--- start DATA FOR THE TASK ---

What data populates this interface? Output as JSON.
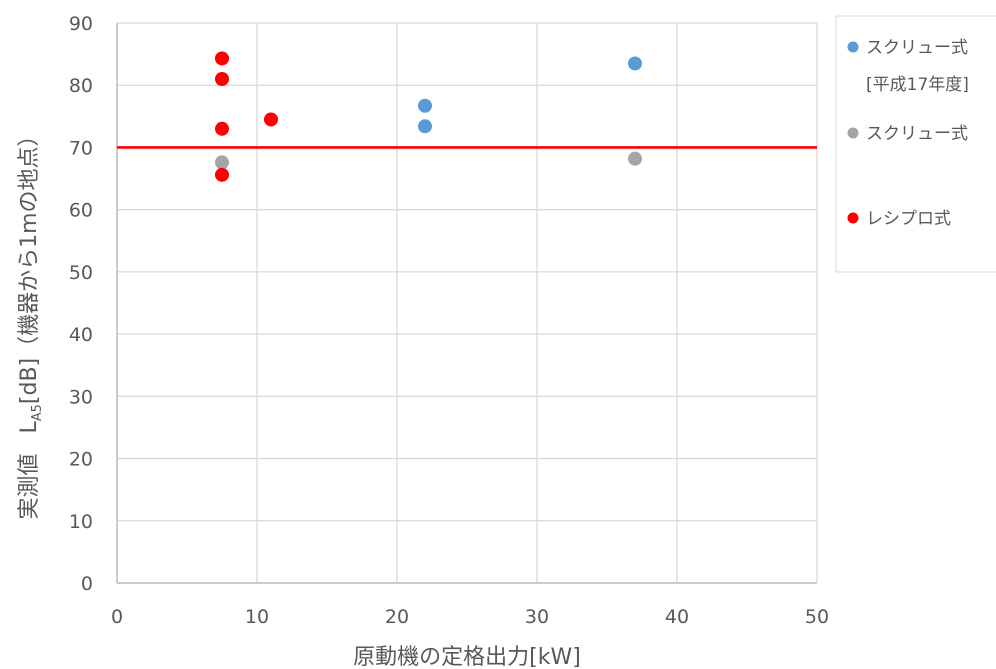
{
  "chart_data": {
    "type": "scatter",
    "xlabel": "原動機の定格出力[kW]",
    "ylabel_prefix": "実測値",
    "ylabel_L": "L",
    "ylabel_sub": "A5",
    "ylabel_rest": "[dB]（機器から1mの地点）",
    "xlim": [
      0,
      50
    ],
    "ylim": [
      0,
      90
    ],
    "x_ticks": [
      0,
      10,
      20,
      30,
      40,
      50
    ],
    "y_ticks": [
      0,
      10,
      20,
      30,
      40,
      50,
      60,
      70,
      80,
      90
    ],
    "grid": true,
    "legend_position": "right",
    "series": [
      {
        "name": "スクリュー式",
        "name_line2": "[平成17年度]",
        "color": "#5b9bd5",
        "points": [
          {
            "x": 22,
            "y": 76.7
          },
          {
            "x": 22,
            "y": 73.4
          },
          {
            "x": 37,
            "y": 83.5
          }
        ]
      },
      {
        "name": "スクリュー式",
        "color": "#a5a5a5",
        "points": [
          {
            "x": 7.5,
            "y": 67.6
          },
          {
            "x": 37,
            "y": 68.2
          }
        ]
      },
      {
        "name": "レシプロ式",
        "color": "#ff0000",
        "points": [
          {
            "x": 7.5,
            "y": 84.3
          },
          {
            "x": 7.5,
            "y": 81.0
          },
          {
            "x": 7.5,
            "y": 73.0
          },
          {
            "x": 7.5,
            "y": 65.6
          },
          {
            "x": 11,
            "y": 74.5
          }
        ]
      }
    ],
    "reference_line": {
      "y": 70,
      "color": "#ff0000"
    }
  }
}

--- end DATA FOR THE TASK ---

In the copy, include all records verbatim but no images.

What data populates this interface? Output as JSON.
{
  "chart_data": {
    "type": "scatter",
    "xlabel": "原動機の定格出力[kW]",
    "ylabel_prefix": "実測値",
    "ylabel_L": "L",
    "ylabel_sub": "A5",
    "ylabel_rest": "[dB]（機器から1mの地点）",
    "xlim": [
      0,
      50
    ],
    "ylim": [
      0,
      90
    ],
    "x_ticks": [
      0,
      10,
      20,
      30,
      40,
      50
    ],
    "y_ticks": [
      0,
      10,
      20,
      30,
      40,
      50,
      60,
      70,
      80,
      90
    ],
    "grid": true,
    "legend_position": "right",
    "series": [
      {
        "name": "スクリュー式",
        "name_line2": "[平成17年度]",
        "color": "#5b9bd5",
        "points": [
          {
            "x": 22,
            "y": 76.7
          },
          {
            "x": 22,
            "y": 73.4
          },
          {
            "x": 37,
            "y": 83.5
          }
        ]
      },
      {
        "name": "スクリュー式",
        "color": "#a5a5a5",
        "points": [
          {
            "x": 7.5,
            "y": 67.6
          },
          {
            "x": 37,
            "y": 68.2
          }
        ]
      },
      {
        "name": "レシプロ式",
        "color": "#ff0000",
        "points": [
          {
            "x": 7.5,
            "y": 84.3
          },
          {
            "x": 7.5,
            "y": 81.0
          },
          {
            "x": 7.5,
            "y": 73.0
          },
          {
            "x": 7.5,
            "y": 65.6
          },
          {
            "x": 11,
            "y": 74.5
          }
        ]
      }
    ],
    "reference_line": {
      "y": 70,
      "color": "#ff0000"
    }
  }
}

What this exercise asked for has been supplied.